---------- Document extract ----------

Consequences that we bring upon ourselves

Maramis Choufani is the Managing Editor of the Las Vegas Tribune.

By Maramis

Maramis Choufani is the Managing Editor of the Las Vegas Tribune

Actions have consequences. How many times have we heard that when we were growing up? And how many times, as a child—or a young adult—have we felt the consequences that we had to bear were too severe for the “crime” we committed? (I use the word “crime” loosely here, meaning whatever infraction of the rules we might have been guilty of, but it is also accurately used when it comes to those behaviors that in and of themselves are actually crimes.)
I have addressed this issue before when such a situation came to light in the news. Let’s say there was a car accident and the driver of the car was killed. It could have been a young person who was on his way to his prom or it could have been the mother of several children or a hard-working man who was the sole support of his family. It shouldn’t matter (on that score) who died in that accident; all such deaths are devastating to the family and friends of the deceased.
Yet while they report on the tragedy of the accident—and might even expound on the fact that the young man never got to see how lovely his prom date looked; or how tragic it is for three young children to lose their mother, or how the man’s family is left without a means of support—they seldom if ever elaborate on the most important part of the “story”: why it happened. Perhaps it was speeding, or perhaps it was alcohol, or perhaps inattention. We always use the word “accident,” but often it is really the consequences of one’s own actions that led to the so-called accident.
And while tragedy and sadness are in the air, and no one wants to add to the family’s sorrow, or to the devastation of the deceased person’s friends — or even perhaps to the devastation of the public at large, if the one who died in the “accident” was a well-known entertainer or famous person of some note — the lesson of the “accident” gets lost in the tragedy.
Can anyone remember one or both of their parents telling them, as they were growing up, that if they didn’t follow the rules — such as cleaning their rooms, getting home on time, not getting any speeding or traffic tickets — that there would be consequences? Those of us who were fortunate enough to have parents who followed through with those “threats” of which we were warned, learned a valuable lesson: actions do have consequences!
When we went out on our own, we did not have our parents around to remind us — or threaten us with the consequences of our actions — if we failed to do the right thing or refrain from doing the wrong thing.
What happened then is that either we got away with our infractions of the law, or we got caught by what I’ll refer to as the substitutes for our parents — the police. If we’ve never been in trouble with the police before, we may get away with just a fine or a warning, depending on what the infraction of the rule was. But again, if we’re lucky, we will not get off too easy if we’re prone to being careless and/or irresponsible in such a way that may someday lead to our
undoing or our death.
We’ve all seen movies where a parent (usually a father) takes the side of his son and argues with the police that he’s really a good boy and somehow manages to talk the police out of making a bigger deal out of the situation, only to later find out that the son continued in his irresponsible ways and now is dead.
So what does this have to do with today? Well, last year there was an “unnecessary” killing of a black man by the name of Stephen Clark. He was shot by two policemen, and as it turned out, he did not have a weapon—at least not in his hand.

---------- Records for processing ----------

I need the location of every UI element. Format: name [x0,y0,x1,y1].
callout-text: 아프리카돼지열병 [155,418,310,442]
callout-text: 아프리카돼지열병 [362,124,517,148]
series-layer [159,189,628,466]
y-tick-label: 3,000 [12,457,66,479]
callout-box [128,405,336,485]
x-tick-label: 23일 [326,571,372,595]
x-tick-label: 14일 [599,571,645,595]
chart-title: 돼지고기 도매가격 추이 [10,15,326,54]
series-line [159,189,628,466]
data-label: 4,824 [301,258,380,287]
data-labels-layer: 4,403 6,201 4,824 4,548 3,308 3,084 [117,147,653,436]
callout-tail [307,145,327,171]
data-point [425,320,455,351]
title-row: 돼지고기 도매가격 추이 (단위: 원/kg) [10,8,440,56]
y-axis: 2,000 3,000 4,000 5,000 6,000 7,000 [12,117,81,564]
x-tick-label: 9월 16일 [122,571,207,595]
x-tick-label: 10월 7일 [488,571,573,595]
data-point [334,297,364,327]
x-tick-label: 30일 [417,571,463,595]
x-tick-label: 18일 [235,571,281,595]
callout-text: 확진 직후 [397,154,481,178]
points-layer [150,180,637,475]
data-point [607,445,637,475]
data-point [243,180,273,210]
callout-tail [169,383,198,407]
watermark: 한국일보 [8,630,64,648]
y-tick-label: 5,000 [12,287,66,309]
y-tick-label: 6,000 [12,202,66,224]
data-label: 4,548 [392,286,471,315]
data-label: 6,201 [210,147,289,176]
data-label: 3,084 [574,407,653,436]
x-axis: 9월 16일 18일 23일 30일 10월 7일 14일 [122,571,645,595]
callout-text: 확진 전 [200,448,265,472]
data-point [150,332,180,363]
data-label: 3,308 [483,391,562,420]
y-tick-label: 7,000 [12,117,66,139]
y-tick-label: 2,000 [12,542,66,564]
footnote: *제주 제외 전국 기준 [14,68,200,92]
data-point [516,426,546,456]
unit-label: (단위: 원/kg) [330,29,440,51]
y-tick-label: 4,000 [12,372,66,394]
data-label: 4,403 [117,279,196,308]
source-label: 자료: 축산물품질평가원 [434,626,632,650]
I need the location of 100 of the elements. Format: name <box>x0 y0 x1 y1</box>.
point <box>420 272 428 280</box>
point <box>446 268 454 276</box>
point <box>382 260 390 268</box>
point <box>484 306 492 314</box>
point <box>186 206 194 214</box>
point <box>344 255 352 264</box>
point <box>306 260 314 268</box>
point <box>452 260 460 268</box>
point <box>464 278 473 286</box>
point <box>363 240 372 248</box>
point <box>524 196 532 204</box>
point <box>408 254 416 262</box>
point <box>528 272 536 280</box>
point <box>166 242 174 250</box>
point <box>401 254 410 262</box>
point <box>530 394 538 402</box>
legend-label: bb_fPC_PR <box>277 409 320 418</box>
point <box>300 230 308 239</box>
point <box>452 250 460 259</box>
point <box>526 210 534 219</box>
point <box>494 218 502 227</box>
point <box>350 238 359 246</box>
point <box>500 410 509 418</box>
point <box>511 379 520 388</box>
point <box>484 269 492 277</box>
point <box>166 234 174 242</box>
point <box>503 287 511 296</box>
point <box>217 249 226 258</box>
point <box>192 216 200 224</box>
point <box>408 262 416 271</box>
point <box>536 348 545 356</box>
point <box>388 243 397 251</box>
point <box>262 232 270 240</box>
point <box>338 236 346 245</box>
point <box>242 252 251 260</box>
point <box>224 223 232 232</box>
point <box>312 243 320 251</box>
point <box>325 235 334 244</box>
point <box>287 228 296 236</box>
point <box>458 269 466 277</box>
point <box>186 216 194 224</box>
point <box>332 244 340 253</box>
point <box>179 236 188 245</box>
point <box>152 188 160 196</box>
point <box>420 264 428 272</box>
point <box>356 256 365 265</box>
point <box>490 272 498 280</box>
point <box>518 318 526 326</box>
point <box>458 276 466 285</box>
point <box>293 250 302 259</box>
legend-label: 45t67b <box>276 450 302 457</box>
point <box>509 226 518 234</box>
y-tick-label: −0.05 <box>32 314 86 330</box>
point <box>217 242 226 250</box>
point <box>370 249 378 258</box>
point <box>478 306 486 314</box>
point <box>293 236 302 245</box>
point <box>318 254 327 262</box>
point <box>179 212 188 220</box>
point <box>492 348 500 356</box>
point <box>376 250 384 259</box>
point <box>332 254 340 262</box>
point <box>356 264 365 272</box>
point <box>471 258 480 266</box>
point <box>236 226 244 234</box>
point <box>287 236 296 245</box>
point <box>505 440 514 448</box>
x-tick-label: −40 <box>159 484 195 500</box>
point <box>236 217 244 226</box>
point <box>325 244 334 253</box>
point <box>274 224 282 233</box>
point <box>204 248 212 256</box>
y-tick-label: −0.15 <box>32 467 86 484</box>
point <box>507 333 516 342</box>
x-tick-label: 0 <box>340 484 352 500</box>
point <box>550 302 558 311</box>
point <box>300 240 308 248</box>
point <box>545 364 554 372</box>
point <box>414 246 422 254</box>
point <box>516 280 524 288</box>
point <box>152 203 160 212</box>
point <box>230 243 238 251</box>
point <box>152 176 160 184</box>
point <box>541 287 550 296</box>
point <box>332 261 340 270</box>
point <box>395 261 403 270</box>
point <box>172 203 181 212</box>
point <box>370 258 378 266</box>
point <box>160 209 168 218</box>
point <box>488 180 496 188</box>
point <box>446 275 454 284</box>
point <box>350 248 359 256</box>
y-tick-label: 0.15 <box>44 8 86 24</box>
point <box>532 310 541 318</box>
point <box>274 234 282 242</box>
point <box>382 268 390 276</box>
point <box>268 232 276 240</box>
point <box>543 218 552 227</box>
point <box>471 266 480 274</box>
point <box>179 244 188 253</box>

----------

_Challenges_.
1: In the column on consequences, what position does Maramis Choufani hold?
2: Retype the records from their first line through the line that contains "data-label: 4,824 [301,258,380,287]", including both ends.

_Solutions_.
1: Managing Editor of the Las Vegas Tribune

2:
I need the location of every UI element. Format: name [x0,y0,x1,y1].
callout-text: 아프리카돼지열병 [155,418,310,442]
callout-text: 아프리카돼지열병 [362,124,517,148]
series-layer [159,189,628,466]
y-tick-label: 3,000 [12,457,66,479]
callout-box [128,405,336,485]
x-tick-label: 23일 [326,571,372,595]
x-tick-label: 14일 [599,571,645,595]
chart-title: 돼지고기 도매가격 추이 [10,15,326,54]
series-line [159,189,628,466]
data-label: 4,824 [301,258,380,287]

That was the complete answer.